• _Stated problem_
What is the number of lines containing "ทธศาสตร"? Give only that number.
>> start Excerpted data
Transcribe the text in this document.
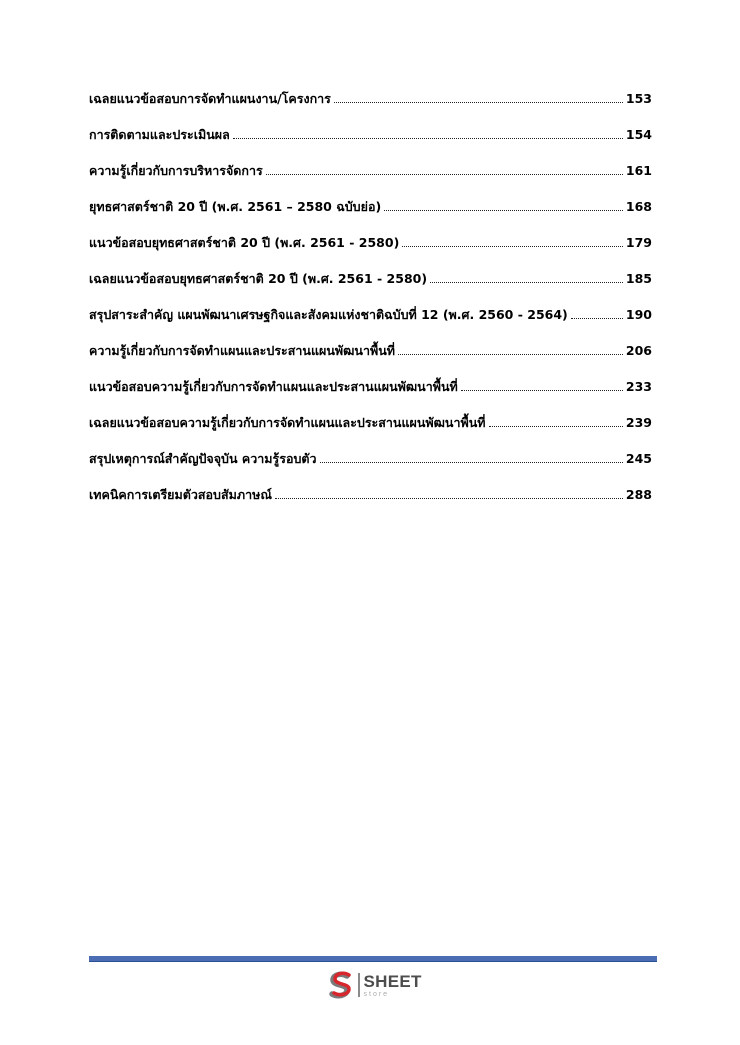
เฉลยแนวข้อสอบการจัดทำแผนงาน/โครงการ	153
การติดตามและประเมินผล	154
ความรู้เกี่ยวกับการบริหารจัดการ	161
ยุทธศาสตร์ชาติ 20 ปี (พ.ศ. 2561 – 2580 ฉบับย่อ)	168
แนวข้อสอบยุทธศาสตร์ชาติ 20 ปี (พ.ศ. 2561 - 2580)	179
เฉลยแนวข้อสอบยุทธศาสตร์ชาติ 20 ปี (พ.ศ. 2561 - 2580)	185
สรุปสาระสำคัญ แผนพัฒนาเศรษฐกิจและสังคมแห่งชาติฉบับที่ 12 (พ.ศ. 2560 - 2564)	190
ความรู้เกี่ยวกับการจัดทำแผนและประสานแผนพัฒนาพื้นที่	206
แนวข้อสอบความรู้เกี่ยวกับการจัดทำแผนและประสานแผนพัฒนาพื้นที่	233
เฉลยแนวข้อสอบความรู้เกี่ยวกับการจัดทำแผนและประสานแผนพัฒนาพื้นที่	239
สรุปเหตุการณ์สำคัญปัจจุบัน ความรู้รอบตัว	245
เทคนิคการเตรียมตัวสอบสัมภาษณ์	288
SHEET
store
>> end Excerpted data
• _Problem solution_
3